◆ **WHAT YOU WILL DO**
List the lines of this listing that hold the word "inside".

(Data items)

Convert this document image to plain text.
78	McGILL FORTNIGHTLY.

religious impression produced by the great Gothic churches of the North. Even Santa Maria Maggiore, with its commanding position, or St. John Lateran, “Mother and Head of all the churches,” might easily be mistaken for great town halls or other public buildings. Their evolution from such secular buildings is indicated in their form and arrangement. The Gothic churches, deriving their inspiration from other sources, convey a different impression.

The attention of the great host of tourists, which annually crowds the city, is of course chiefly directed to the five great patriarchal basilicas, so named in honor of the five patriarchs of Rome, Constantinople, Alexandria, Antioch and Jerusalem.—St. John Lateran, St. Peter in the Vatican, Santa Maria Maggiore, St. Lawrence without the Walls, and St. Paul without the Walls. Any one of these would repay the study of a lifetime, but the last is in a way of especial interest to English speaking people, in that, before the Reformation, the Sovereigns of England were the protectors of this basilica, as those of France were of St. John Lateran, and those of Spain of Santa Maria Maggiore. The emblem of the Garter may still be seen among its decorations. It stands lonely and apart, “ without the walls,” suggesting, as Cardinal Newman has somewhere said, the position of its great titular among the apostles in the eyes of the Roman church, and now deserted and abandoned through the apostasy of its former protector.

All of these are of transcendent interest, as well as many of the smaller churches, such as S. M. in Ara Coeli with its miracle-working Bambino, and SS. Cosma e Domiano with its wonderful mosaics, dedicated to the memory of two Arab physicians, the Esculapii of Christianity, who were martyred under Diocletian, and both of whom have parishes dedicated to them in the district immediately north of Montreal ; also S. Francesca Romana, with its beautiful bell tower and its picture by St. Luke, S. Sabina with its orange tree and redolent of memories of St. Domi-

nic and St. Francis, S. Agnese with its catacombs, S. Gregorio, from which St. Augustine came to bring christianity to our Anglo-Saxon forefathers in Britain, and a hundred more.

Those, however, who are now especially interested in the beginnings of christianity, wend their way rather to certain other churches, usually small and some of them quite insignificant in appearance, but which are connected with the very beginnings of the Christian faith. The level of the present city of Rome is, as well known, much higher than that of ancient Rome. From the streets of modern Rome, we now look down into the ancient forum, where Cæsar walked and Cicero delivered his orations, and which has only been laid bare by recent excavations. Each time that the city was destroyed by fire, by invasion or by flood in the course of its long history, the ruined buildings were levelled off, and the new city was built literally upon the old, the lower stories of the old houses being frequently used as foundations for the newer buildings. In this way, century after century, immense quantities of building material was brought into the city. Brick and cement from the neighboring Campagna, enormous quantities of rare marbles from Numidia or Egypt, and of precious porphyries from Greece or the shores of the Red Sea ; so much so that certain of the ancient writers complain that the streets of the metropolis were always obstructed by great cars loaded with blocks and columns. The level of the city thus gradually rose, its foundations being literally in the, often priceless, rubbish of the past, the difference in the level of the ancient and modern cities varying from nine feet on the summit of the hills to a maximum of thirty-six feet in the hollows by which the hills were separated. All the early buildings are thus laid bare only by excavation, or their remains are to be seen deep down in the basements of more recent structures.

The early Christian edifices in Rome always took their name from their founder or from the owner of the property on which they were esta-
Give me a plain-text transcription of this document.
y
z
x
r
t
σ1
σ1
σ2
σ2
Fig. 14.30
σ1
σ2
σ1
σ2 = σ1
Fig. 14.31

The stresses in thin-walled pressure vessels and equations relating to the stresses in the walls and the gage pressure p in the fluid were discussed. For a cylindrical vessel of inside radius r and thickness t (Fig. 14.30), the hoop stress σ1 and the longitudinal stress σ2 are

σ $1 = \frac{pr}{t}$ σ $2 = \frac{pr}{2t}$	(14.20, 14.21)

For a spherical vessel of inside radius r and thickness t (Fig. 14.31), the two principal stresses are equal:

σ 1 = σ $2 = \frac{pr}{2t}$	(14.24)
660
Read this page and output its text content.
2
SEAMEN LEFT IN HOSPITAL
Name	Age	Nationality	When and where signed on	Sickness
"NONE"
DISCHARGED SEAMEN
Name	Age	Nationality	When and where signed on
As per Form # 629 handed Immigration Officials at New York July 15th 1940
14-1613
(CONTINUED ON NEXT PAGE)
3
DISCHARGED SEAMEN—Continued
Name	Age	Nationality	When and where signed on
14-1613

◆ **RESPONSE TO THIS TASK**
The stresses in thin-walled pressure vessels and equations relating to the stresses in the walls and the gage pressure p in the fluid were discussed. For a cylindrical vessel of inside radius r and thickness t (Fig. 14.30), the hoop stress σ1 and the longitudinal stress σ2 are
For a spherical vessel of inside radius r and thickness t (Fig. 14.31), the two principal stresses are equal:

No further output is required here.